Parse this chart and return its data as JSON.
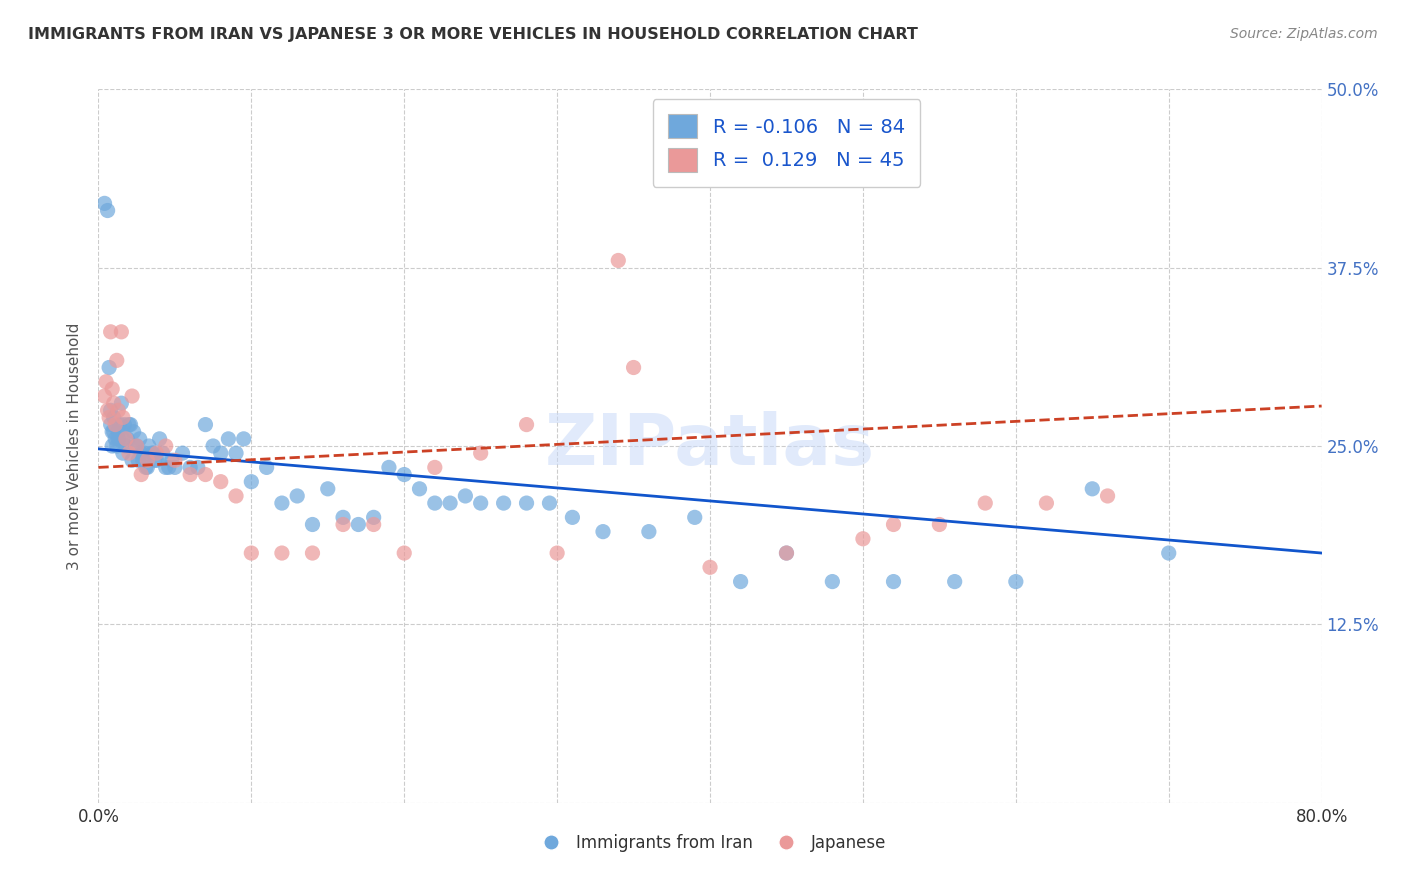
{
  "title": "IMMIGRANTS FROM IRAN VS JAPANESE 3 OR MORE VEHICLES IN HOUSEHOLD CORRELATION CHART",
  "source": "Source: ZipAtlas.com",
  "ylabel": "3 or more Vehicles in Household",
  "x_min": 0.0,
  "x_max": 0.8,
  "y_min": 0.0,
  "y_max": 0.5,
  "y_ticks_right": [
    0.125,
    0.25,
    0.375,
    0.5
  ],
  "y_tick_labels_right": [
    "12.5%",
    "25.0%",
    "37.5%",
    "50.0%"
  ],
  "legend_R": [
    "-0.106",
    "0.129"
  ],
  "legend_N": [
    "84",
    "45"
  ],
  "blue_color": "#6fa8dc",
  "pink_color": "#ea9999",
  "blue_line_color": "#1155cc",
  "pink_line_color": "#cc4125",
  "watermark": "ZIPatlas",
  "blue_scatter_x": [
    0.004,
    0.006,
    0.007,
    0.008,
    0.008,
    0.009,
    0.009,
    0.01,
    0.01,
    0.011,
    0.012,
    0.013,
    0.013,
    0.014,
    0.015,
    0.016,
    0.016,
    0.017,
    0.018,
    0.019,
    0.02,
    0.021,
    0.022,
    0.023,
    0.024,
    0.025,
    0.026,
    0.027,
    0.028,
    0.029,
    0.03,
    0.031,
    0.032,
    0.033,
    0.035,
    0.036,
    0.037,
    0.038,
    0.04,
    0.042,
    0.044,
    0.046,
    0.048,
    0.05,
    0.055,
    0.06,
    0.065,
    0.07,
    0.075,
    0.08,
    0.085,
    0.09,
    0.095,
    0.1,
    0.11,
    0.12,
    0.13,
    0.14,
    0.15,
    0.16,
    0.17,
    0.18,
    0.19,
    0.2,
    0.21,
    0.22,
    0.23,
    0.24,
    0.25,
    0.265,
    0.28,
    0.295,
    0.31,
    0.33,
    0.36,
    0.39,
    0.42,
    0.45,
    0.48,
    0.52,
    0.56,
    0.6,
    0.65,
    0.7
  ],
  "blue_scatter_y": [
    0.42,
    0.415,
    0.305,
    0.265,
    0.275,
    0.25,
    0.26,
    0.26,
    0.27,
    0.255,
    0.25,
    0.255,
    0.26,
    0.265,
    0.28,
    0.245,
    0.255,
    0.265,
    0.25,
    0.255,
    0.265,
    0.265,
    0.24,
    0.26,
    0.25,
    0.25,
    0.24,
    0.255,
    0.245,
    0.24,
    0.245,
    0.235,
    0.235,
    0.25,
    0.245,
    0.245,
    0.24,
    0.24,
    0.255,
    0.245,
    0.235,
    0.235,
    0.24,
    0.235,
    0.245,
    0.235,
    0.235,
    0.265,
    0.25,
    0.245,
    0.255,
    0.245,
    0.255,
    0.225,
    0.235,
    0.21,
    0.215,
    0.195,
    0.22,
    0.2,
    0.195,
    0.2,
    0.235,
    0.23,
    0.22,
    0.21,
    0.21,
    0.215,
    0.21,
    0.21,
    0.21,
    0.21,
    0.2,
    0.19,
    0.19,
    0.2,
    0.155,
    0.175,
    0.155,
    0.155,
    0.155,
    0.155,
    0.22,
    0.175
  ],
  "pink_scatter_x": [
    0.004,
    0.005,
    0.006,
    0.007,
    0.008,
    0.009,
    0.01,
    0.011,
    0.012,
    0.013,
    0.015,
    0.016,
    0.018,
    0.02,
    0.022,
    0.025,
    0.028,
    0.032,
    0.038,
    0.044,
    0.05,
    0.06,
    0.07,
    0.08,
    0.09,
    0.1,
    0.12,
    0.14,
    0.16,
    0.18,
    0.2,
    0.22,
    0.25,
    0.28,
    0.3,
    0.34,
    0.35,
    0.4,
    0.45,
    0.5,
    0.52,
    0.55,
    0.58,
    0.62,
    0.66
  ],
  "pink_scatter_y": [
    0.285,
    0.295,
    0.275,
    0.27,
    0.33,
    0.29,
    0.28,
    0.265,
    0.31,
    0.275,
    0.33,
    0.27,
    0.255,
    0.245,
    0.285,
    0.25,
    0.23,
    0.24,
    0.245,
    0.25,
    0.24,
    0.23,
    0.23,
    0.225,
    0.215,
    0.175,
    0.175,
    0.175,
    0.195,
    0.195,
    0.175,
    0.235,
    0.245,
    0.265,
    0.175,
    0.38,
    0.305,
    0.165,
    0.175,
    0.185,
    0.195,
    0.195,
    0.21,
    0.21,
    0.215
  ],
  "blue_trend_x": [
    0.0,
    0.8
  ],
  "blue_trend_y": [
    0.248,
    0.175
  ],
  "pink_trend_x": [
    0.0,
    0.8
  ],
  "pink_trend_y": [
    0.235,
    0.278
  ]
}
----
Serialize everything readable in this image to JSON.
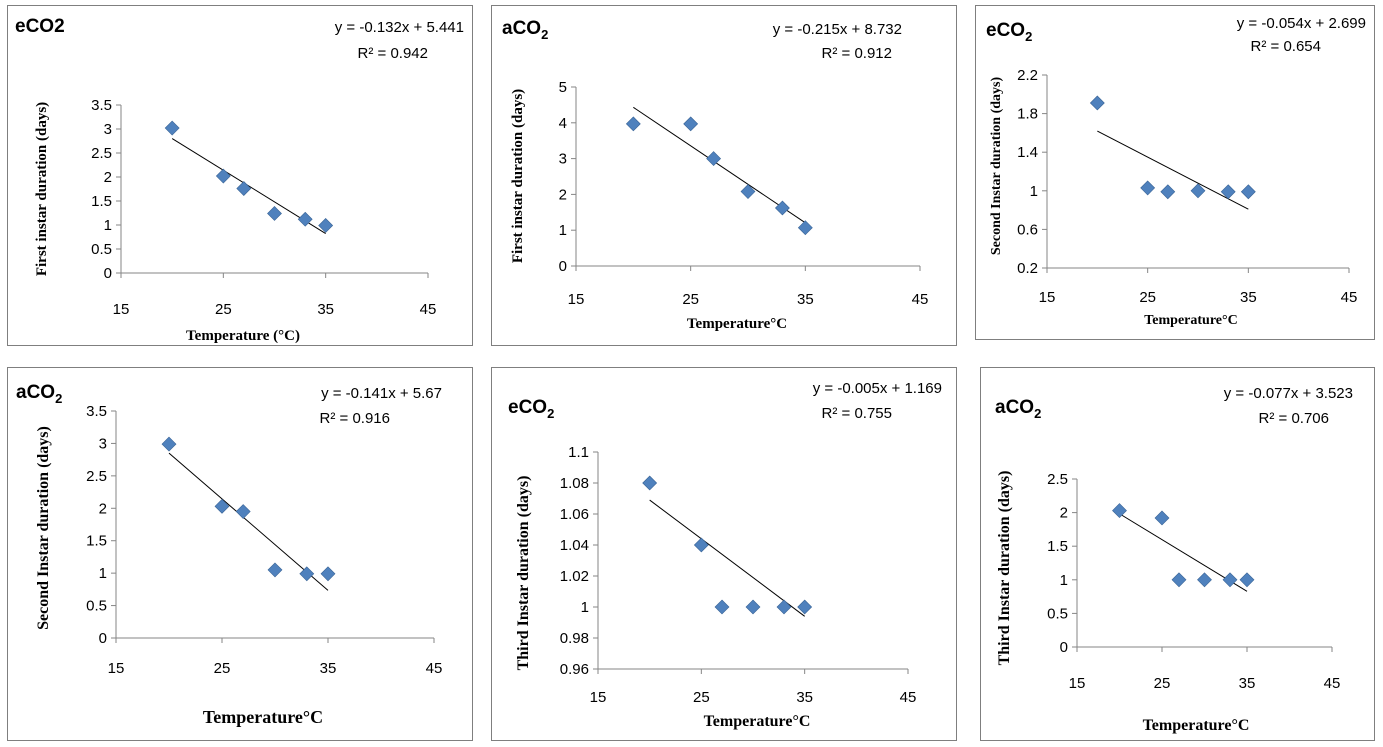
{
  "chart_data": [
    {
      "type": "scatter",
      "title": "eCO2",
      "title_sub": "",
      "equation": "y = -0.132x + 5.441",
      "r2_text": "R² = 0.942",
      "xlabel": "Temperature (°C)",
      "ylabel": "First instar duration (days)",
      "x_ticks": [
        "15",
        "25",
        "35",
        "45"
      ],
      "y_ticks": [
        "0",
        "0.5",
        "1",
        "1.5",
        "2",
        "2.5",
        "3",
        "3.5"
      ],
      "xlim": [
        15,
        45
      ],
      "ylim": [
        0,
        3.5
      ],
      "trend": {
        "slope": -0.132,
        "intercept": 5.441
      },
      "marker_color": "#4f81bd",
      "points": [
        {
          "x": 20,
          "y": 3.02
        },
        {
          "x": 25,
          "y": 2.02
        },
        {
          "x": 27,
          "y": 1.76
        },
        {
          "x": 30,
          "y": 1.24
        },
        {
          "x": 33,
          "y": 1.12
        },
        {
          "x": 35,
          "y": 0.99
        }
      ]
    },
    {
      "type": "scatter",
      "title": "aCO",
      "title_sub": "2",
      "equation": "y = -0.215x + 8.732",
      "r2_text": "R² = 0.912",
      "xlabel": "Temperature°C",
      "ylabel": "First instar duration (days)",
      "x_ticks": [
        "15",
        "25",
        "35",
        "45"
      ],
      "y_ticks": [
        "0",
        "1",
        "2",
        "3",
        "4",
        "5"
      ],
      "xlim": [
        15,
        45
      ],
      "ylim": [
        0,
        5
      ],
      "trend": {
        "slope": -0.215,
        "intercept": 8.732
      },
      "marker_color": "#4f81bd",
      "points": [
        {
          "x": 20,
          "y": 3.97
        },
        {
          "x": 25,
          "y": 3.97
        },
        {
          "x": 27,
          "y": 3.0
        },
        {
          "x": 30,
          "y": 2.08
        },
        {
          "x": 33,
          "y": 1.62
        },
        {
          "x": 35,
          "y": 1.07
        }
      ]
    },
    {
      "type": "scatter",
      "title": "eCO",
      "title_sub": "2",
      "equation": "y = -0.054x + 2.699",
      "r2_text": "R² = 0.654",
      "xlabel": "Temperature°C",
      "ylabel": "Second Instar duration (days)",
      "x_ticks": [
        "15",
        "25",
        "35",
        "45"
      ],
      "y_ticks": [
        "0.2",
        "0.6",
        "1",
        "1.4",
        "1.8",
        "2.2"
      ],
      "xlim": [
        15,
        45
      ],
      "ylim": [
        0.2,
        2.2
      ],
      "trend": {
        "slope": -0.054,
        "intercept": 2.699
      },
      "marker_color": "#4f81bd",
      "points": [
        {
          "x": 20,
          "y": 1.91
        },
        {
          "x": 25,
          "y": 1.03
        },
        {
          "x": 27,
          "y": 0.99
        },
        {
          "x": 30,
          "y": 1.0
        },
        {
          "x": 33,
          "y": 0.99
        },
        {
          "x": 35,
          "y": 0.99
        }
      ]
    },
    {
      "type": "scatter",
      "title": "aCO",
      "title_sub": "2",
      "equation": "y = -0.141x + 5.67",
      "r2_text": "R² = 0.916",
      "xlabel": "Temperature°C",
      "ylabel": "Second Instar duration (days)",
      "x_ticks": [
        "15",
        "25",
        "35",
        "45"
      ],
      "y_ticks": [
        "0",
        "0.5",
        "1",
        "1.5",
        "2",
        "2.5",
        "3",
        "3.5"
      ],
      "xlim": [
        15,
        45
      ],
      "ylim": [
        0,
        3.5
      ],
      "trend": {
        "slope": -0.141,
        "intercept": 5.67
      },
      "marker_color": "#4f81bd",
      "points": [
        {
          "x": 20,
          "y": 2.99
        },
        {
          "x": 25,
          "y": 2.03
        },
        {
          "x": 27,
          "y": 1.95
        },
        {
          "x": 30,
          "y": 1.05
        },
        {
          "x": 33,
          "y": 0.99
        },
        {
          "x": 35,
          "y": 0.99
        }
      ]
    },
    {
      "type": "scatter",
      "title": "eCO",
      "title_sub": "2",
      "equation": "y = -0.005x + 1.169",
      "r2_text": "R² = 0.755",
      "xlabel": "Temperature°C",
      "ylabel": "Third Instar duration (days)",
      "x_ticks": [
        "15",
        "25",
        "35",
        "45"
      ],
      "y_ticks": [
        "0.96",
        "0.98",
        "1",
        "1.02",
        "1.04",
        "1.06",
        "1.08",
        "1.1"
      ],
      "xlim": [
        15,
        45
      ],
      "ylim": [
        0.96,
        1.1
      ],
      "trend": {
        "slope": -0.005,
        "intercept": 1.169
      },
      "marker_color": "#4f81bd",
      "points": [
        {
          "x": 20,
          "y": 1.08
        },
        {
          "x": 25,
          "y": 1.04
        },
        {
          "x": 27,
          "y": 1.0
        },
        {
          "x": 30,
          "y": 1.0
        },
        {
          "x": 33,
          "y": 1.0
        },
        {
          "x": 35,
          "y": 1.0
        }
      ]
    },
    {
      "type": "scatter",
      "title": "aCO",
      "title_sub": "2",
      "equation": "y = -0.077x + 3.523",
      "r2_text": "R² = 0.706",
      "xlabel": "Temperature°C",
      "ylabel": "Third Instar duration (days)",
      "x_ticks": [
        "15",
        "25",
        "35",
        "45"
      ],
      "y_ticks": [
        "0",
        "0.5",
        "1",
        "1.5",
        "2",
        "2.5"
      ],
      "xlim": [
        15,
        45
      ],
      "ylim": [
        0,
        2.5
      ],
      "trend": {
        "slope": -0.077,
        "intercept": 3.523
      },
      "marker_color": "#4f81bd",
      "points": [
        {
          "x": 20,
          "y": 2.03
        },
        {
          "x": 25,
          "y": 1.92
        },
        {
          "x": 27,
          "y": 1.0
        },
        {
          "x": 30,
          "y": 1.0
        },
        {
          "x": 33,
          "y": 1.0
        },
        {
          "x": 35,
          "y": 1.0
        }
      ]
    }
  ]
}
----
TASK PROMPT: Filter the records, keeping only lines that contain "equation", and show those lines.

EXERCISE SOLUTION:
      "equation": "y = -0.132x + 5.441",
      "equation": "y = -0.215x + 8.732",
      "equation": "y = -0.054x + 2.699",
      "equation": "y = -0.141x + 5.67",
      "equation": "y = -0.005x + 1.169",
      "equation": "y = -0.077x + 3.523",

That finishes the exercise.